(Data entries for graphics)
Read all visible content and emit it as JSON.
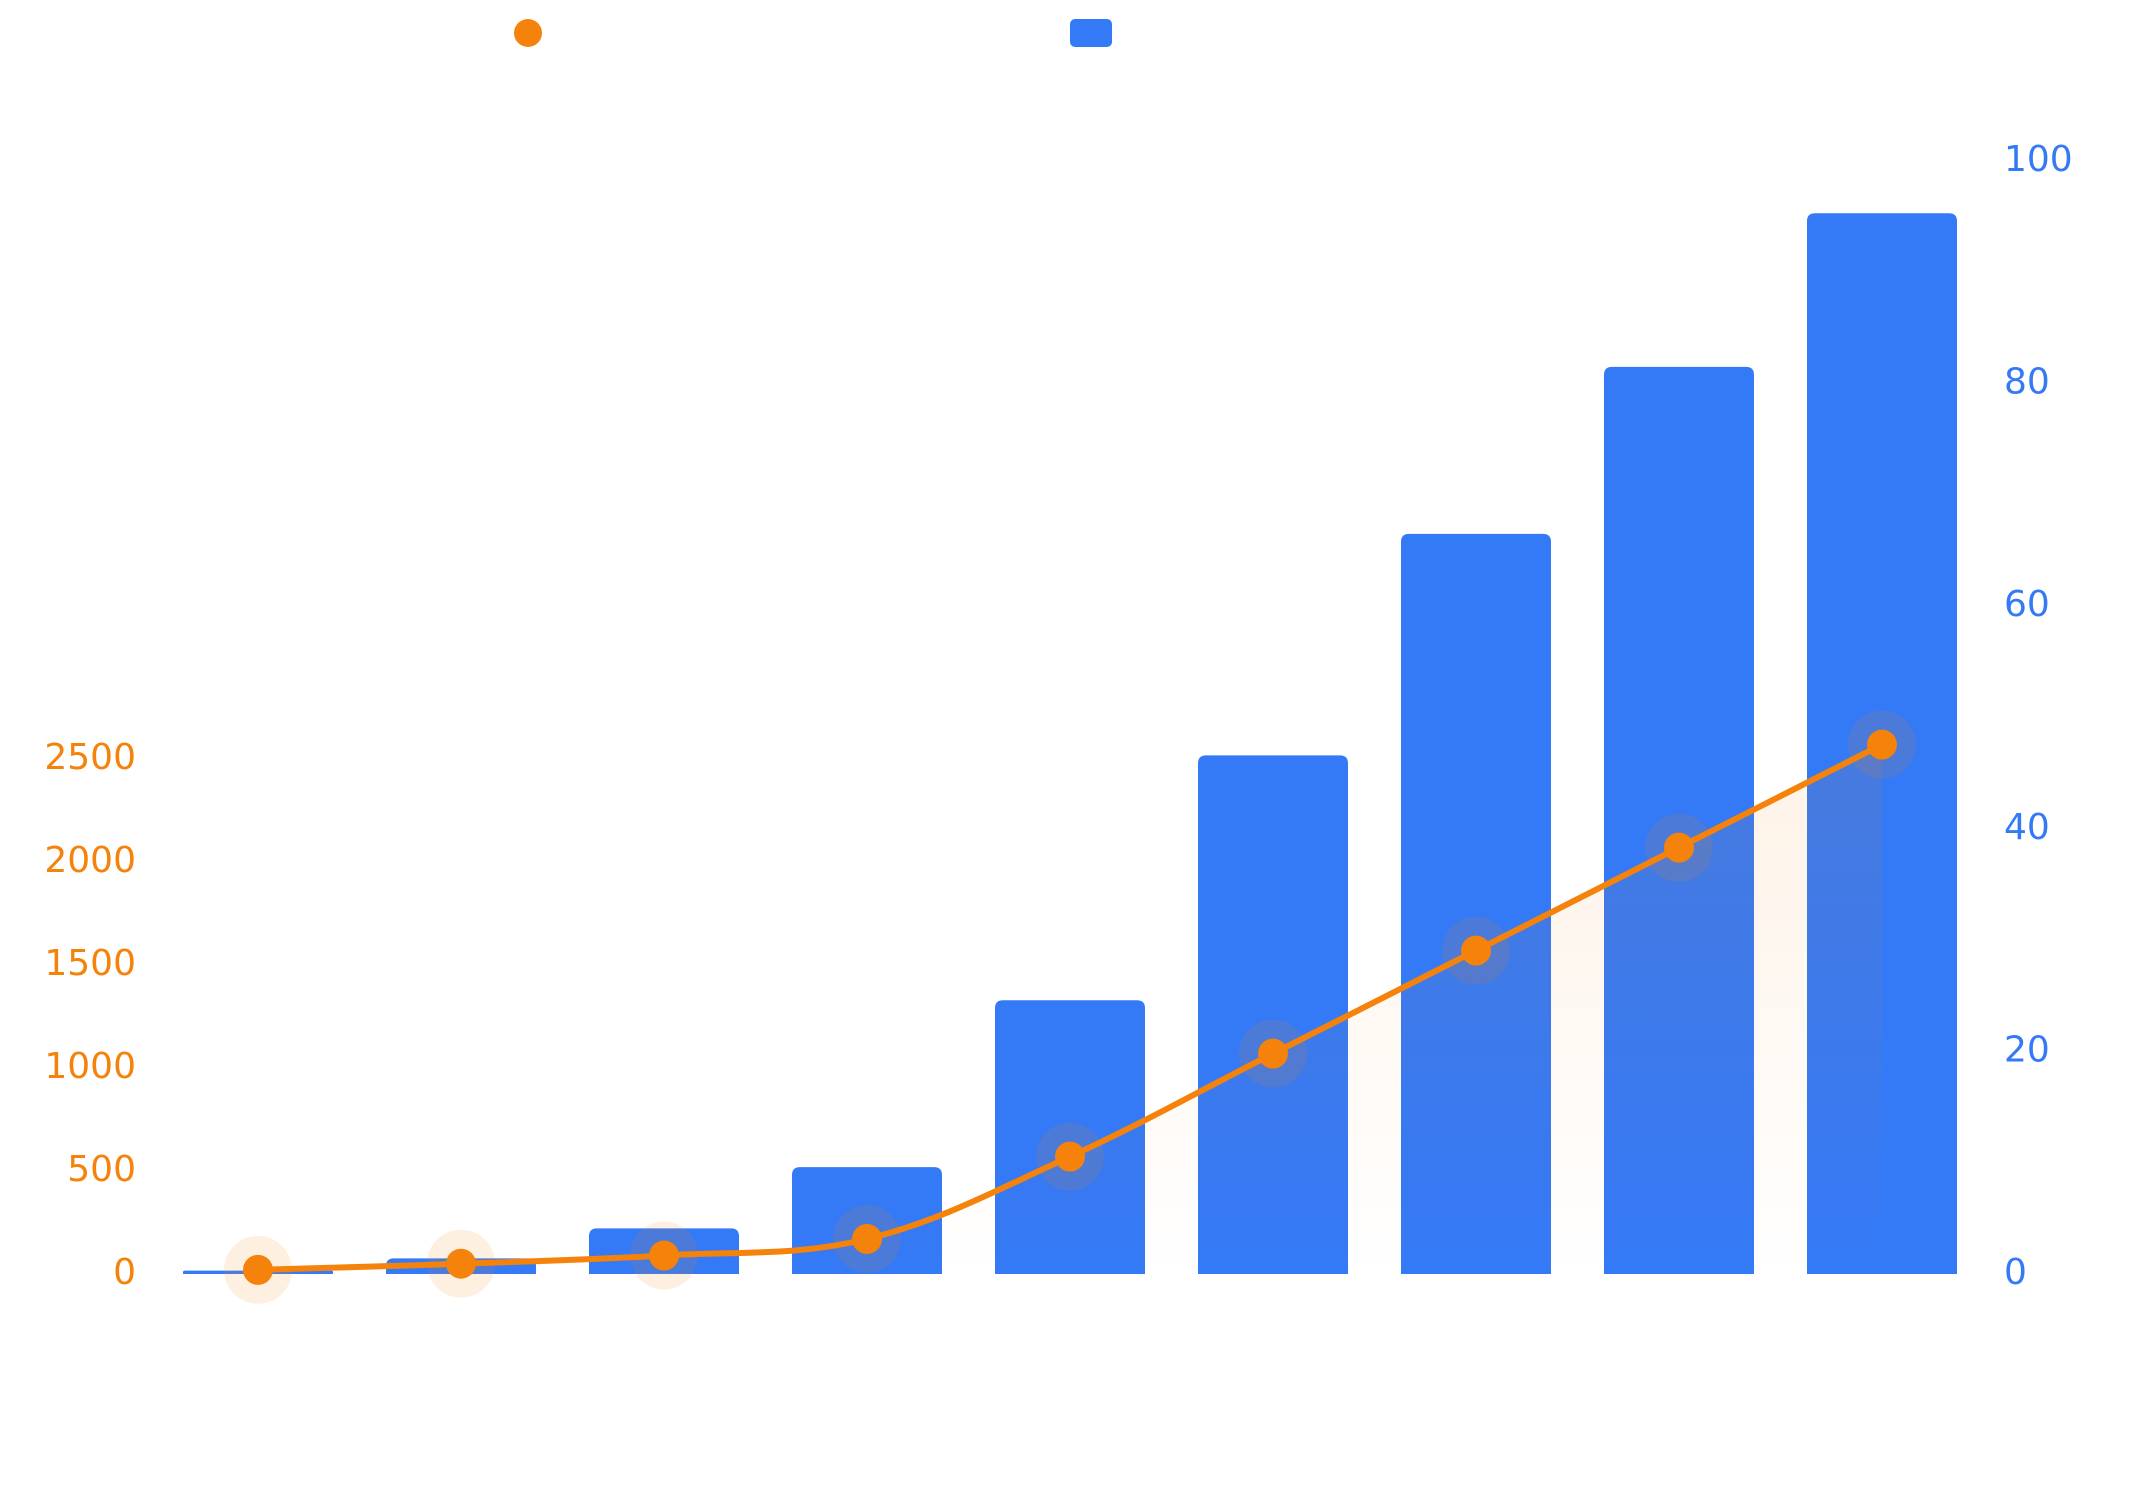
{
  "chart_data": {
    "type": "bar+line",
    "title": "",
    "categories": [
      "",
      "",
      "",
      "",
      "",
      "",
      "",
      "",
      ""
    ],
    "left_axis": {
      "ticks": [
        "0",
        "500",
        "1000",
        "1500",
        "2000",
        "2500"
      ],
      "range": [
        0,
        2800
      ]
    },
    "right_axis": {
      "ticks": [
        "0",
        "20",
        "40",
        "60",
        "80",
        "100"
      ],
      "range": [
        0,
        100
      ]
    },
    "series": [
      {
        "name": "",
        "type": "line",
        "axis": "left",
        "color": "#f5820b",
        "values": [
          20,
          50,
          90,
          170,
          570,
          1070,
          1570,
          2070,
          2570
        ]
      },
      {
        "name": "",
        "type": "bar",
        "axis": "right",
        "color": "#3479f6",
        "values": [
          0.3,
          1.4,
          4.1,
          9.6,
          24.6,
          46.6,
          66.5,
          81.5,
          95.3
        ]
      }
    ],
    "legend": {
      "position": "top-center",
      "entries": [
        "",
        ""
      ]
    }
  }
}
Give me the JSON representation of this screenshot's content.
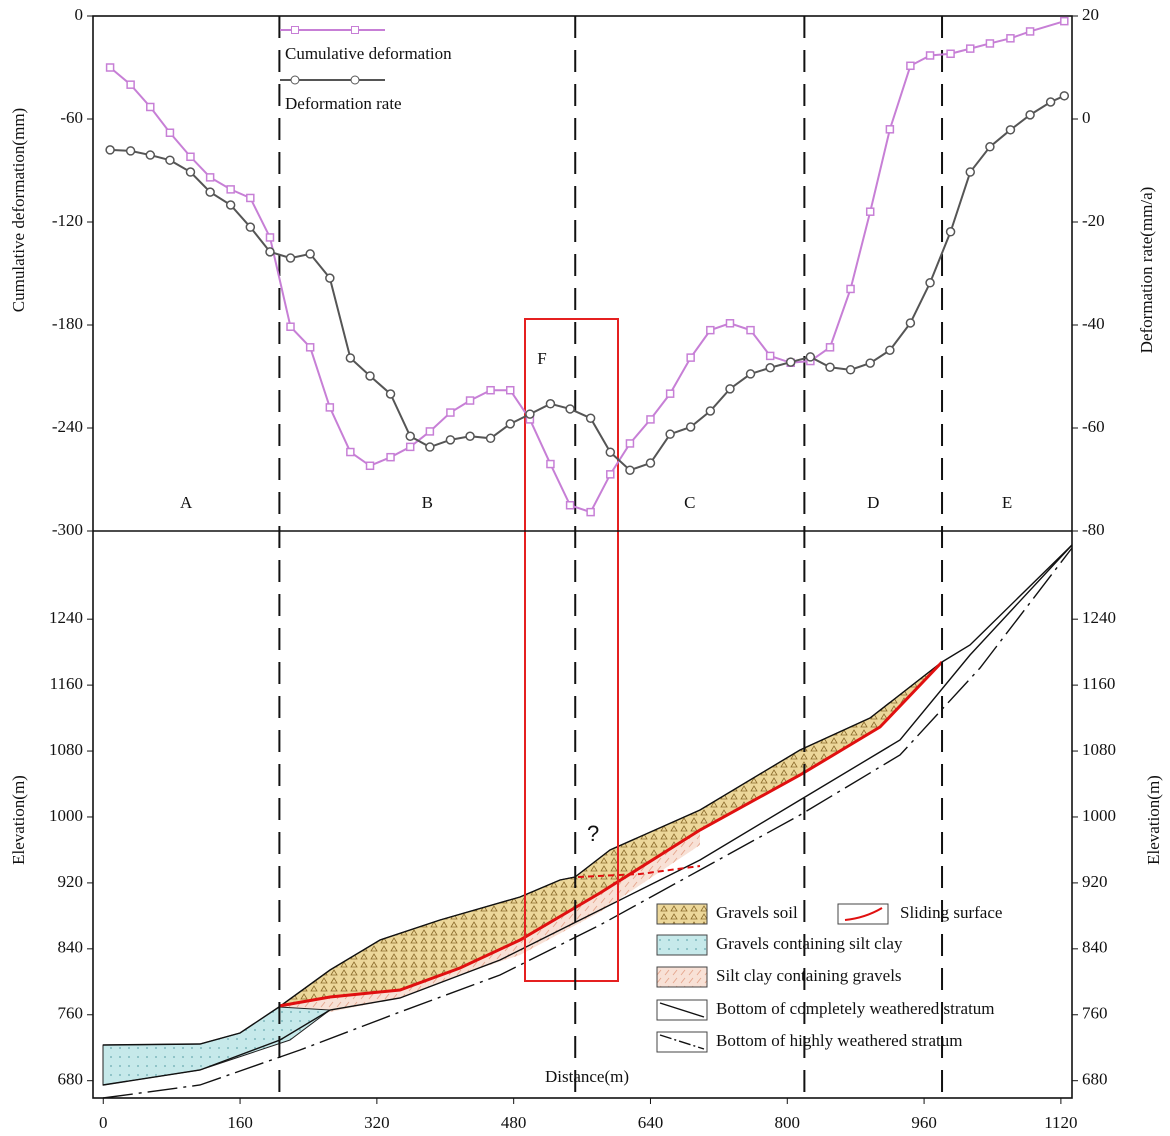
{
  "chart_data": [
    {
      "type": "line",
      "ylabel": "Cumulative deformation(mm)",
      "y2label": "Deformation rate(mm/a)",
      "xlim": [
        -12,
        1133
      ],
      "ylim": [
        -300,
        0
      ],
      "yticks": [
        0,
        -60,
        -120,
        -180,
        -240,
        -300
      ],
      "y2lim": [
        -80,
        20
      ],
      "y2ticks": [
        20,
        0,
        -20,
        -40,
        -60,
        -80
      ],
      "zone_boundaries": [
        206,
        552,
        820,
        981
      ],
      "zones": [
        "A",
        "B",
        "C",
        "D",
        "E"
      ],
      "annotation": "F",
      "series": [
        {
          "name": "Cumulative deformation",
          "color": "#c77fd6",
          "marker": "square",
          "x": [
            8,
            32,
            55,
            78,
            102,
            125,
            149,
            172,
            195,
            219,
            242,
            265,
            289,
            312,
            336,
            359,
            382,
            406,
            429,
            453,
            476,
            499,
            523,
            546,
            570,
            593,
            616,
            640,
            663,
            687,
            710,
            733,
            757,
            780,
            804,
            827,
            850,
            874,
            897,
            920,
            944,
            967,
            991,
            1014,
            1037,
            1061,
            1084,
            1124
          ],
          "values": [
            -30,
            -40,
            -53,
            -68,
            -82,
            -94,
            -101,
            -106,
            -129,
            -181,
            -193,
            -228,
            -254,
            -262,
            -257,
            -251,
            -242,
            -231,
            -224,
            -218,
            -218,
            -235,
            -261,
            -285,
            -289,
            -267,
            -249,
            -235,
            -220,
            -199,
            -183,
            -179,
            -183,
            -198,
            -202,
            -201,
            -193,
            -159,
            -114,
            -66,
            -29,
            -23,
            -22,
            -19,
            -16,
            -13,
            -9,
            -3
          ]
        },
        {
          "name": "Deformation rate",
          "color": "#555555",
          "marker": "circle",
          "axis": "y2",
          "x": [
            8,
            32,
            55,
            78,
            102,
            125,
            149,
            172,
            195,
            219,
            242,
            265,
            289,
            312,
            336,
            359,
            382,
            406,
            429,
            453,
            476,
            499,
            523,
            546,
            570,
            593,
            616,
            640,
            663,
            687,
            710,
            733,
            757,
            780,
            804,
            827,
            850,
            874,
            897,
            920,
            944,
            967,
            991,
            1014,
            1037,
            1061,
            1084,
            1108,
            1124
          ],
          "values": [
            -6,
            -6.2,
            -7,
            -8,
            -10.3,
            -14.2,
            -16.7,
            -21,
            -25.8,
            -27,
            -26.2,
            -30.9,
            -46.4,
            -49.9,
            -53.4,
            -61.6,
            -63.7,
            -62.3,
            -61.6,
            -62,
            -59.2,
            -57.3,
            -55.3,
            -56.3,
            -58.1,
            -64.7,
            -68.2,
            -66.8,
            -61.2,
            -59.8,
            -56.7,
            -52.4,
            -49.5,
            -48.3,
            -47.2,
            -46.2,
            -48.2,
            -48.7,
            -47.4,
            -44.9,
            -39.6,
            -31.8,
            -21.9,
            -10.3,
            -5.4,
            -2.1,
            0.8,
            3.3,
            4.5
          ]
        }
      ]
    },
    {
      "type": "section",
      "xlabel": "Distance(m)",
      "ylabel": "Elevation(m)",
      "xlim": [
        -12,
        1133
      ],
      "xticks": [
        0,
        160,
        320,
        480,
        640,
        800,
        960,
        1120
      ],
      "ylim": [
        659,
        1347
      ],
      "yticks": [
        680,
        760,
        840,
        920,
        1000,
        1080,
        1160,
        1240
      ],
      "annotation": "?",
      "legend": [
        "Gravels soil",
        "Sliding surface",
        "Gravels containing silt clay",
        "Silt clay containing gravels",
        "Bottom of completely weathered stratum",
        "Bottom of highly weathered stratum"
      ]
    }
  ]
}
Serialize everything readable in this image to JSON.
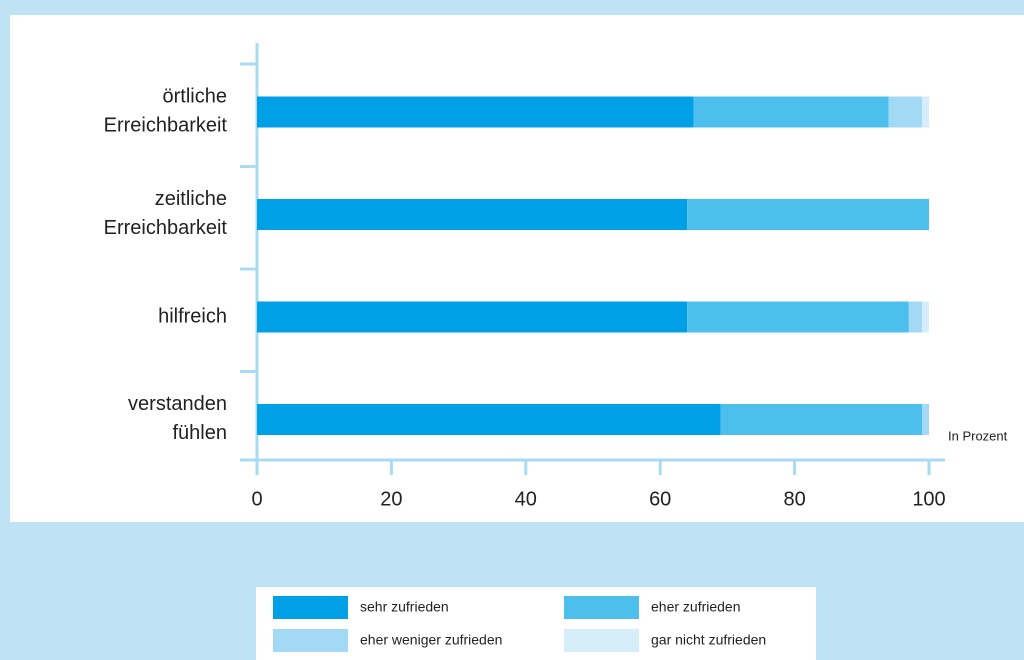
{
  "chart_data": {
    "type": "stacked-barh",
    "categories": [
      "örtliche Erreichbarkeit",
      "zeitliche Erreichbarkeit",
      "hilfreich",
      "verstanden fühlen"
    ],
    "series": [
      {
        "name": "sehr zufrieden",
        "color": "#00a0e6",
        "values": [
          65,
          64,
          64,
          69
        ]
      },
      {
        "name": "eher zufrieden",
        "color": "#4cbfed",
        "values": [
          29,
          36,
          33,
          30
        ]
      },
      {
        "name": "eher weniger zufrieden",
        "color": "#a3d9f5",
        "values": [
          5,
          0,
          2,
          1
        ]
      },
      {
        "name": "gar nicht zufrieden",
        "color": "#d6eefa",
        "values": [
          1,
          0,
          1,
          0
        ]
      }
    ],
    "xlim": [
      0,
      100
    ],
    "xticks": [
      0,
      20,
      40,
      60,
      80,
      100
    ],
    "x_axis_label": "In Prozent"
  }
}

Written problem:
Every record gets retyped exactly; no picture goes into the copy.

Task solution:
Read all visible content and emit it as JSON.
{
  "chart_data": {
    "type": "bar+line",
    "title": "",
    "categories": [
      "",
      "",
      "",
      "",
      "",
      "",
      "",
      "",
      ""
    ],
    "left_axis": {
      "ticks": [
        "0",
        "500",
        "1000",
        "1500",
        "2000",
        "2500"
      ],
      "range": [
        0,
        2800
      ]
    },
    "right_axis": {
      "ticks": [
        "0",
        "20",
        "40",
        "60",
        "80",
        "100"
      ],
      "range": [
        0,
        100
      ]
    },
    "series": [
      {
        "name": "",
        "type": "line",
        "axis": "left",
        "color": "#f5820b",
        "values": [
          20,
          50,
          90,
          170,
          570,
          1070,
          1570,
          2070,
          2570
        ]
      },
      {
        "name": "",
        "type": "bar",
        "axis": "right",
        "color": "#3479f6",
        "values": [
          0.3,
          1.4,
          4.1,
          9.6,
          24.6,
          46.6,
          66.5,
          81.5,
          95.3
        ]
      }
    ],
    "legend": {
      "position": "top-center",
      "entries": [
        "",
        ""
      ]
    }
  }
}
Give me the JSON representation of this screenshot's content.
{
  "chart_data": [
    {
      "type": "line",
      "ylabel": "Cumulative deformation(mm)",
      "y2label": "Deformation rate(mm/a)",
      "xlim": [
        -12,
        1133
      ],
      "ylim": [
        -300,
        0
      ],
      "yticks": [
        0,
        -60,
        -120,
        -180,
        -240,
        -300
      ],
      "y2lim": [
        -80,
        20
      ],
      "y2ticks": [
        20,
        0,
        -20,
        -40,
        -60,
        -80
      ],
      "zone_boundaries": [
        206,
        552,
        820,
        981
      ],
      "zones": [
        "A",
        "B",
        "C",
        "D",
        "E"
      ],
      "annotation": "F",
      "series": [
        {
          "name": "Cumulative deformation",
          "color": "#c77fd6",
          "marker": "square",
          "x": [
            8,
            32,
            55,
            78,
            102,
            125,
            149,
            172,
            195,
            219,
            242,
            265,
            289,
            312,
            336,
            359,
            382,
            406,
            429,
            453,
            476,
            499,
            523,
            546,
            570,
            593,
            616,
            640,
            663,
            687,
            710,
            733,
            757,
            780,
            804,
            827,
            850,
            874,
            897,
            920,
            944,
            967,
            991,
            1014,
            1037,
            1061,
            1084,
            1124
          ],
          "values": [
            -30,
            -40,
            -53,
            -68,
            -82,
            -94,
            -101,
            -106,
            -129,
            -181,
            -193,
            -228,
            -254,
            -262,
            -257,
            -251,
            -242,
            -231,
            -224,
            -218,
            -218,
            -235,
            -261,
            -285,
            -289,
            -267,
            -249,
            -235,
            -220,
            -199,
            -183,
            -179,
            -183,
            -198,
            -202,
            -201,
            -193,
            -159,
            -114,
            -66,
            -29,
            -23,
            -22,
            -19,
            -16,
            -13,
            -9,
            -3
          ]
        },
        {
          "name": "Deformation rate",
          "color": "#555555",
          "marker": "circle",
          "axis": "y2",
          "x": [
            8,
            32,
            55,
            78,
            102,
            125,
            149,
            172,
            195,
            219,
            242,
            265,
            289,
            312,
            336,
            359,
            382,
            406,
            429,
            453,
            476,
            499,
            523,
            546,
            570,
            593,
            616,
            640,
            663,
            687,
            710,
            733,
            757,
            780,
            804,
            827,
            850,
            874,
            897,
            920,
            944,
            967,
            991,
            1014,
            1037,
            1061,
            1084,
            1108,
            1124
          ],
          "values": [
            -6,
            -6.2,
            -7,
            -8,
            -10.3,
            -14.2,
            -16.7,
            -21,
            -25.8,
            -27,
            -26.2,
            -30.9,
            -46.4,
            -49.9,
            -53.4,
            -61.6,
            -63.7,
            -62.3,
            -61.6,
            -62,
            -59.2,
            -57.3,
            -55.3,
            -56.3,
            -58.1,
            -64.7,
            -68.2,
            -66.8,
            -61.2,
            -59.8,
            -56.7,
            -52.4,
            -49.5,
            -48.3,
            -47.2,
            -46.2,
            -48.2,
            -48.7,
            -47.4,
            -44.9,
            -39.6,
            -31.8,
            -21.9,
            -10.3,
            -5.4,
            -2.1,
            0.8,
            3.3,
            4.5
          ]
        }
      ]
    },
    {
      "type": "section",
      "xlabel": "Distance(m)",
      "ylabel": "Elevation(m)",
      "xlim": [
        -12,
        1133
      ],
      "xticks": [
        0,
        160,
        320,
        480,
        640,
        800,
        960,
        1120
      ],
      "ylim": [
        659,
        1347
      ],
      "yticks": [
        680,
        760,
        840,
        920,
        1000,
        1080,
        1160,
        1240
      ],
      "annotation": "?",
      "legend": [
        "Gravels soil",
        "Sliding surface",
        "Gravels containing silt clay",
        "Silt clay containing gravels",
        "Bottom of completely weathered stratum",
        "Bottom of highly weathered stratum"
      ]
    }
  ]
}
Serialize everything readable in this image to JSON.
{
  "chart_data": {
    "type": "stacked-barh",
    "categories": [
      "örtliche Erreichbarkeit",
      "zeitliche Erreichbarkeit",
      "hilfreich",
      "verstanden fühlen"
    ],
    "series": [
      {
        "name": "sehr zufrieden",
        "color": "#00a0e6",
        "values": [
          65,
          64,
          64,
          69
        ]
      },
      {
        "name": "eher zufrieden",
        "color": "#4cbfed",
        "values": [
          29,
          36,
          33,
          30
        ]
      },
      {
        "name": "eher weniger zufrieden",
        "color": "#a3d9f5",
        "values": [
          5,
          0,
          2,
          1
        ]
      },
      {
        "name": "gar nicht zufrieden",
        "color": "#d6eefa",
        "values": [
          1,
          0,
          1,
          0
        ]
      }
    ],
    "xlim": [
      0,
      100
    ],
    "xticks": [
      0,
      20,
      40,
      60,
      80,
      100
    ],
    "x_axis_label": "In Prozent"
  }
}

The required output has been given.